__Exercise objective__.
Copy each line of the data below with the word "this".

[start]

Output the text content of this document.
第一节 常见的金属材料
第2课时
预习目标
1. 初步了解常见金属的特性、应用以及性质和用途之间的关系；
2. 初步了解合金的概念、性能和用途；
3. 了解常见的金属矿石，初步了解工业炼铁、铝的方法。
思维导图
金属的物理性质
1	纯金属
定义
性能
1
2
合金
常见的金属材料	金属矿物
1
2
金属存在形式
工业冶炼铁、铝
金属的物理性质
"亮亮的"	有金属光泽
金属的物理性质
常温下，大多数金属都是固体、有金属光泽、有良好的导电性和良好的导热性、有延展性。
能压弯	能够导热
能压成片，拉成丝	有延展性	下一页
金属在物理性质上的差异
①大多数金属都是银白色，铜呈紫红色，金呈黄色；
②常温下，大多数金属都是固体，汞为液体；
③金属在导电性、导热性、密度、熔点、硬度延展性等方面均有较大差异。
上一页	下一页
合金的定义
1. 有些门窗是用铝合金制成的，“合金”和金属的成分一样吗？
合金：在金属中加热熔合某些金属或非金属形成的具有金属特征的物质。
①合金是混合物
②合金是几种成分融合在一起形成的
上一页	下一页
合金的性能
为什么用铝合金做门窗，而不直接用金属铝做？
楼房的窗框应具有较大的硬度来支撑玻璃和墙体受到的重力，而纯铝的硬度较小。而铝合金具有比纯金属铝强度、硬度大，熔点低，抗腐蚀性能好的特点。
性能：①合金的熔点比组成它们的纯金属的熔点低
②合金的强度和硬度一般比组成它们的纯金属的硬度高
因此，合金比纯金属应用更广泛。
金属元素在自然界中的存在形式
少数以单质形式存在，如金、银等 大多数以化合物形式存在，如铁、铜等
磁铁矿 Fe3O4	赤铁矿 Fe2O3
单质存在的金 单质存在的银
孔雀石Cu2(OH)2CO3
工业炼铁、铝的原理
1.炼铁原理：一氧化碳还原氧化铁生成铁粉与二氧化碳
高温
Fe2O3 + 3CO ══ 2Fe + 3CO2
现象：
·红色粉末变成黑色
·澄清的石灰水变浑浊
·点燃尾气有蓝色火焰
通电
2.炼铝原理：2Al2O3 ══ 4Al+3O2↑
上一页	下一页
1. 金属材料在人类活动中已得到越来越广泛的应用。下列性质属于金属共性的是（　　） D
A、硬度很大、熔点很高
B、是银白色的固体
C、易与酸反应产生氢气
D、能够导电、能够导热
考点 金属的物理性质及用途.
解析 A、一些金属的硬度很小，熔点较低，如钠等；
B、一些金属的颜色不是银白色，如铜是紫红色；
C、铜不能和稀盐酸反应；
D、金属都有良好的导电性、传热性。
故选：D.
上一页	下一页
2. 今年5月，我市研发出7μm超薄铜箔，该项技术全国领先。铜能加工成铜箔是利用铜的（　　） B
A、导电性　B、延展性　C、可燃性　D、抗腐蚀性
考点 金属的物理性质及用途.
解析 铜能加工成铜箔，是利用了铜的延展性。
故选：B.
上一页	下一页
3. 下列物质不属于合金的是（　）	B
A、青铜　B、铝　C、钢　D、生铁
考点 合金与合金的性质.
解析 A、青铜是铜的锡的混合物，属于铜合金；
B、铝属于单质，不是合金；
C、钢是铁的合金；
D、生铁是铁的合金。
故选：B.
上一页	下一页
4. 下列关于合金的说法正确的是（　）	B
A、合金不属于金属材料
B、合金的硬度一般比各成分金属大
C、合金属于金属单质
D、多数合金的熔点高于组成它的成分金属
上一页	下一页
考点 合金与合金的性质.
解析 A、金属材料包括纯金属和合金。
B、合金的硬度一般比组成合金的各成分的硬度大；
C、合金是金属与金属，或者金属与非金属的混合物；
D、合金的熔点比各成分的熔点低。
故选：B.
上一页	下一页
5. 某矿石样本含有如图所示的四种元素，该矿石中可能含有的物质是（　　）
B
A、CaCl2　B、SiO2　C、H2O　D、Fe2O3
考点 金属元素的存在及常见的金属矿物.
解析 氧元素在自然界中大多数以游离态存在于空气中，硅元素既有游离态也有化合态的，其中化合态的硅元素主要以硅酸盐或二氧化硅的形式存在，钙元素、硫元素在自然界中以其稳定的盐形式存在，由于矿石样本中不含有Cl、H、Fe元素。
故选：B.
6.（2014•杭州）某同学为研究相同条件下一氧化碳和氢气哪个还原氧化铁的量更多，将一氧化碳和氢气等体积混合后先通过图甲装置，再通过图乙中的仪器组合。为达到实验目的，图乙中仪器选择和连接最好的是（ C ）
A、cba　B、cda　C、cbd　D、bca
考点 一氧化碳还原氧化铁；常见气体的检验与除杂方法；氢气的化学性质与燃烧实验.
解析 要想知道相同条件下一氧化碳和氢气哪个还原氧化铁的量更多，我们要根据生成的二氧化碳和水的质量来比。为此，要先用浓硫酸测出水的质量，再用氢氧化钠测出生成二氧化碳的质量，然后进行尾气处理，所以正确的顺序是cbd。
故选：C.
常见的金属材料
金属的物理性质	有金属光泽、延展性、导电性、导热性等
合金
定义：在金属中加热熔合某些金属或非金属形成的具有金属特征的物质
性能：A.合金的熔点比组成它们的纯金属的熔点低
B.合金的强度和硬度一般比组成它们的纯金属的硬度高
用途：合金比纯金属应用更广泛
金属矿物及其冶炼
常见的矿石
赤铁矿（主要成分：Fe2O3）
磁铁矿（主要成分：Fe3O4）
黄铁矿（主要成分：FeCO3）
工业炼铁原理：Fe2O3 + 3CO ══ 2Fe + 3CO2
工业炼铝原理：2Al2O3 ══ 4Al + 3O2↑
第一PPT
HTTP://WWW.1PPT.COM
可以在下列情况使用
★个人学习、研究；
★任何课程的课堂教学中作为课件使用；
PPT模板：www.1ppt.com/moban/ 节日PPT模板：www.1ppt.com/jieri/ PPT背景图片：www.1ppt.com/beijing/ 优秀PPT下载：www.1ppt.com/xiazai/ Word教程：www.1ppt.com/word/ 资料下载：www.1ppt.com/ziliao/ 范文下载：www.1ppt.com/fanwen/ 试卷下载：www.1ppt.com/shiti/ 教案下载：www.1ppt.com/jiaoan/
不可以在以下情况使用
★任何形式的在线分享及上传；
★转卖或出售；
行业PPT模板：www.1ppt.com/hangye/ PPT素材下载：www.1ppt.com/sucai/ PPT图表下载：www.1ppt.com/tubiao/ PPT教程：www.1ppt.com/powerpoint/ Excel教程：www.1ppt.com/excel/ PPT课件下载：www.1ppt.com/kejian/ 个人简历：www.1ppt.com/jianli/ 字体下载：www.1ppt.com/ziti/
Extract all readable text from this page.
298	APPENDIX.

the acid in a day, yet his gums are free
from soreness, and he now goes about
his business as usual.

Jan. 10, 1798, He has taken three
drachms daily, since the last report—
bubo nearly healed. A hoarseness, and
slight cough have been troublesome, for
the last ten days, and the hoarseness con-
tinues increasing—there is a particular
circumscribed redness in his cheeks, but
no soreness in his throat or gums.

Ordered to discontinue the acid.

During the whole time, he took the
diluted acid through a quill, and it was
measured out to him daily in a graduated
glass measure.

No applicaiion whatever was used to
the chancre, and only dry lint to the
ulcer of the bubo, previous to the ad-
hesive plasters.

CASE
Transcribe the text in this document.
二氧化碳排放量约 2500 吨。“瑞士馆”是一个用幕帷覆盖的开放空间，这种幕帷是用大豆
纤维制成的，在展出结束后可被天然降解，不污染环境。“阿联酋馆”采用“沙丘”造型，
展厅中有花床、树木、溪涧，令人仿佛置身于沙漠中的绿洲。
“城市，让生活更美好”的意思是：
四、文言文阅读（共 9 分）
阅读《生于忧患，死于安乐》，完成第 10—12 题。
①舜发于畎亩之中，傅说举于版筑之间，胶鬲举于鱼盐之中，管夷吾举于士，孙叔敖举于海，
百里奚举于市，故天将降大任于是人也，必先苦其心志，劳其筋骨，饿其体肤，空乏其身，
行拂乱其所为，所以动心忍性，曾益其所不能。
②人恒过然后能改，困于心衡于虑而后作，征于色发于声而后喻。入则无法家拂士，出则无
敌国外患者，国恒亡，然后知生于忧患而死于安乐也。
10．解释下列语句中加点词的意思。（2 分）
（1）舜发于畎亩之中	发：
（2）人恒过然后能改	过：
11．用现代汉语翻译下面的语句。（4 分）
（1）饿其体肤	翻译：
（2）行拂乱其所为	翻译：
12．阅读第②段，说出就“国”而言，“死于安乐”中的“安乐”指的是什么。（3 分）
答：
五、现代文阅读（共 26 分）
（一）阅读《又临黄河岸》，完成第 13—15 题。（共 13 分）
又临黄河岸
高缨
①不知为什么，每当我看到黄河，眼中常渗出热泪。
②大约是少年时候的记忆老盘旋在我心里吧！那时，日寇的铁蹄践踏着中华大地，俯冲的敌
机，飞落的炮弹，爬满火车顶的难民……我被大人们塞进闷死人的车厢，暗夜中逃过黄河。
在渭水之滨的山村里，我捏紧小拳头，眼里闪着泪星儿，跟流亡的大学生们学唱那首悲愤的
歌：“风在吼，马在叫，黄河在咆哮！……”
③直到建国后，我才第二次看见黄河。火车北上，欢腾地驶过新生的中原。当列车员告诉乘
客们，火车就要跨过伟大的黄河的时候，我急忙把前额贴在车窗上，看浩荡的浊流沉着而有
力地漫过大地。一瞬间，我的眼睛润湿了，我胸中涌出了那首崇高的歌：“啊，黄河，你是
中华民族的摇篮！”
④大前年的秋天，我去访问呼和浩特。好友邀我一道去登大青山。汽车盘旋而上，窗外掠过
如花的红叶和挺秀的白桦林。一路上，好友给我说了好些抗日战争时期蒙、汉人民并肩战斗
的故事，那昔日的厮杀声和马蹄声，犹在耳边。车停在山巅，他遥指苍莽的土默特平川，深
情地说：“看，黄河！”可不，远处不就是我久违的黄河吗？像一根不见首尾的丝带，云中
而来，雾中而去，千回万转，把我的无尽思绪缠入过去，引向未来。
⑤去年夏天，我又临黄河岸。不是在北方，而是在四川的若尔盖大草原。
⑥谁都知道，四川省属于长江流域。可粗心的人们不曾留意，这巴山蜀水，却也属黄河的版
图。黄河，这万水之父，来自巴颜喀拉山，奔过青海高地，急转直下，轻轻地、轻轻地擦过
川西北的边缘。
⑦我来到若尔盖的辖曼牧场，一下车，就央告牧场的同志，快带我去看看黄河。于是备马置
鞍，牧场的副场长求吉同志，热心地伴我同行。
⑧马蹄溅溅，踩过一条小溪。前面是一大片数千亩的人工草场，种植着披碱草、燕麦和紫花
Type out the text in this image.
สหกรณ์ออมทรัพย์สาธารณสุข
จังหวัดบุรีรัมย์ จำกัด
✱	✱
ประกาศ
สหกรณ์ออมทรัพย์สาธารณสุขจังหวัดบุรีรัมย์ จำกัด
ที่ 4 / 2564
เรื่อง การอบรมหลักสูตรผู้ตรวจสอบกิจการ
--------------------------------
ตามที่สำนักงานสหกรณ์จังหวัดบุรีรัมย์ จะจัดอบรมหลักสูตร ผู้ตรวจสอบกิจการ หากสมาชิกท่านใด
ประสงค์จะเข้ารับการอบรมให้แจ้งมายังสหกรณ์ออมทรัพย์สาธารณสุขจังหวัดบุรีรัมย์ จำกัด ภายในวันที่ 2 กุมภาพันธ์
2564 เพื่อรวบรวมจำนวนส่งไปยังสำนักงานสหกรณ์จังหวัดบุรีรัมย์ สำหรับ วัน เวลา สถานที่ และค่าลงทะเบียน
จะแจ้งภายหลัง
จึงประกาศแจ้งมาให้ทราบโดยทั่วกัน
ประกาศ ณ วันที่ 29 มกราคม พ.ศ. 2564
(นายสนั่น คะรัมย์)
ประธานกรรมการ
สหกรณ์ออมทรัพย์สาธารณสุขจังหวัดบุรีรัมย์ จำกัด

[end]

__Task response__.
Output the text content of this document.
Extract all readable text from this page.
Transcribe the text in this document.
Type out the text in this image.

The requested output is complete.